TASK DESCRIPTION: Each entry that follows is to be retyped exactly. Pictures do not belong in the copy.

EXTRACTED DATA:
------------------------------------
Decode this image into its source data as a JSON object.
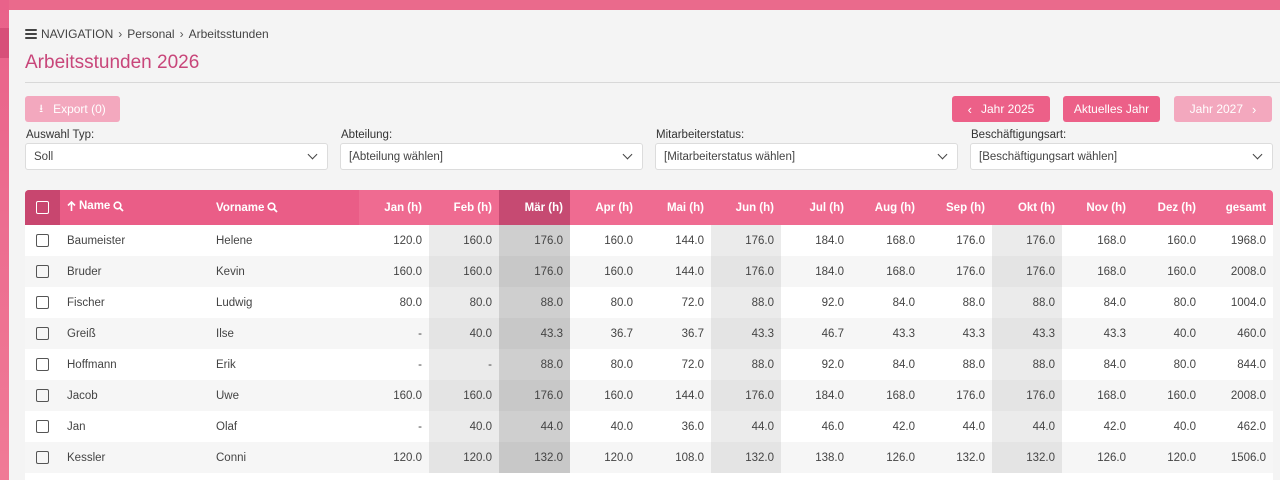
{
  "breadcrumb": {
    "nav": "NAVIGATION",
    "items": [
      "Personal",
      "Arbeitsstunden"
    ]
  },
  "page_title": "Arbeitsstunden 2026",
  "toolbar": {
    "export_label": "Export (0)",
    "prev_year_label": "Jahr 2025",
    "current_year_label": "Aktuelles Jahr",
    "next_year_label": "Jahr 2027"
  },
  "filters": [
    {
      "label": "Auswahl Typ:",
      "value": "Soll"
    },
    {
      "label": "Abteilung:",
      "value": "[Abteilung wählen]"
    },
    {
      "label": "Mitarbeiterstatus:",
      "value": "[Mitarbeiterstatus wählen]"
    },
    {
      "label": "Beschäftigungsart:",
      "value": "[Beschäftigungsart wählen]"
    }
  ],
  "table": {
    "columns": [
      "Name",
      "Vorname",
      "Jan (h)",
      "Feb (h)",
      "Mär (h)",
      "Apr (h)",
      "Mai (h)",
      "Jun (h)",
      "Jul (h)",
      "Aug (h)",
      "Sep (h)",
      "Okt (h)",
      "Nov (h)",
      "Dez (h)",
      "gesamt"
    ],
    "rows": [
      [
        "Baumeister",
        "Helene",
        "120.0",
        "160.0",
        "176.0",
        "160.0",
        "144.0",
        "176.0",
        "184.0",
        "168.0",
        "176.0",
        "176.0",
        "168.0",
        "160.0",
        "1968.0"
      ],
      [
        "Bruder",
        "Kevin",
        "160.0",
        "160.0",
        "176.0",
        "160.0",
        "144.0",
        "176.0",
        "184.0",
        "168.0",
        "176.0",
        "176.0",
        "168.0",
        "160.0",
        "2008.0"
      ],
      [
        "Fischer",
        "Ludwig",
        "80.0",
        "80.0",
        "88.0",
        "80.0",
        "72.0",
        "88.0",
        "92.0",
        "84.0",
        "88.0",
        "88.0",
        "84.0",
        "80.0",
        "1004.0"
      ],
      [
        "Greiß",
        "Ilse",
        "-",
        "40.0",
        "43.3",
        "36.7",
        "36.7",
        "43.3",
        "46.7",
        "43.3",
        "43.3",
        "43.3",
        "43.3",
        "40.0",
        "460.0"
      ],
      [
        "Hoffmann",
        "Erik",
        "-",
        "-",
        "88.0",
        "80.0",
        "72.0",
        "88.0",
        "92.0",
        "84.0",
        "88.0",
        "88.0",
        "84.0",
        "80.0",
        "844.0"
      ],
      [
        "Jacob",
        "Uwe",
        "160.0",
        "160.0",
        "176.0",
        "160.0",
        "144.0",
        "176.0",
        "184.0",
        "168.0",
        "176.0",
        "176.0",
        "168.0",
        "160.0",
        "2008.0"
      ],
      [
        "Jan",
        "Olaf",
        "-",
        "40.0",
        "44.0",
        "40.0",
        "36.0",
        "44.0",
        "46.0",
        "42.0",
        "44.0",
        "44.0",
        "42.0",
        "40.0",
        "462.0"
      ],
      [
        "Kessler",
        "Conni",
        "120.0",
        "120.0",
        "132.0",
        "120.0",
        "108.0",
        "132.0",
        "138.0",
        "126.0",
        "132.0",
        "132.0",
        "126.0",
        "120.0",
        "1506.0"
      ]
    ]
  },
  "colors": {
    "accent": "#ec6088",
    "title": "#c8467a",
    "disabled_button": "#f3a8be",
    "header": "#ef6b91",
    "highlight_column": "#c64a72"
  }
}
------------------------------------
CORRECT RESULT:
Decode this image into its source data as a JSON object.
{
  "breadcrumb": {
    "nav": "NAVIGATION",
    "items": [
      "Personal",
      "Arbeitsstunden"
    ]
  },
  "page_title": "Arbeitsstunden 2026",
  "toolbar": {
    "export_label": "Export (0)",
    "prev_year_label": "Jahr 2025",
    "current_year_label": "Aktuelles Jahr",
    "next_year_label": "Jahr 2027"
  },
  "filters": [
    {
      "label": "Auswahl Typ:",
      "value": "Soll"
    },
    {
      "label": "Abteilung:",
      "value": "[Abteilung wählen]"
    },
    {
      "label": "Mitarbeiterstatus:",
      "value": "[Mitarbeiterstatus wählen]"
    },
    {
      "label": "Beschäftigungsart:",
      "value": "[Beschäftigungsart wählen]"
    }
  ],
  "table": {
    "columns": [
      "Name",
      "Vorname",
      "Jan (h)",
      "Feb (h)",
      "Mär (h)",
      "Apr (h)",
      "Mai (h)",
      "Jun (h)",
      "Jul (h)",
      "Aug (h)",
      "Sep (h)",
      "Okt (h)",
      "Nov (h)",
      "Dez (h)",
      "gesamt"
    ],
    "rows": [
      [
        "Baumeister",
        "Helene",
        "120.0",
        "160.0",
        "176.0",
        "160.0",
        "144.0",
        "176.0",
        "184.0",
        "168.0",
        "176.0",
        "176.0",
        "168.0",
        "160.0",
        "1968.0"
      ],
      [
        "Bruder",
        "Kevin",
        "160.0",
        "160.0",
        "176.0",
        "160.0",
        "144.0",
        "176.0",
        "184.0",
        "168.0",
        "176.0",
        "176.0",
        "168.0",
        "160.0",
        "2008.0"
      ],
      [
        "Fischer",
        "Ludwig",
        "80.0",
        "80.0",
        "88.0",
        "80.0",
        "72.0",
        "88.0",
        "92.0",
        "84.0",
        "88.0",
        "88.0",
        "84.0",
        "80.0",
        "1004.0"
      ],
      [
        "Greiß",
        "Ilse",
        "-",
        "40.0",
        "43.3",
        "36.7",
        "36.7",
        "43.3",
        "46.7",
        "43.3",
        "43.3",
        "43.3",
        "43.3",
        "40.0",
        "460.0"
      ],
      [
        "Hoffmann",
        "Erik",
        "-",
        "-",
        "88.0",
        "80.0",
        "72.0",
        "88.0",
        "92.0",
        "84.0",
        "88.0",
        "88.0",
        "84.0",
        "80.0",
        "844.0"
      ],
      [
        "Jacob",
        "Uwe",
        "160.0",
        "160.0",
        "176.0",
        "160.0",
        "144.0",
        "176.0",
        "184.0",
        "168.0",
        "176.0",
        "176.0",
        "168.0",
        "160.0",
        "2008.0"
      ],
      [
        "Jan",
        "Olaf",
        "-",
        "40.0",
        "44.0",
        "40.0",
        "36.0",
        "44.0",
        "46.0",
        "42.0",
        "44.0",
        "44.0",
        "42.0",
        "40.0",
        "462.0"
      ],
      [
        "Kessler",
        "Conni",
        "120.0",
        "120.0",
        "132.0",
        "120.0",
        "108.0",
        "132.0",
        "138.0",
        "126.0",
        "132.0",
        "132.0",
        "126.0",
        "120.0",
        "1506.0"
      ]
    ]
  },
  "colors": {
    "accent": "#ec6088",
    "title": "#c8467a",
    "disabled_button": "#f3a8be",
    "header": "#ef6b91",
    "highlight_column": "#c64a72"
  }
}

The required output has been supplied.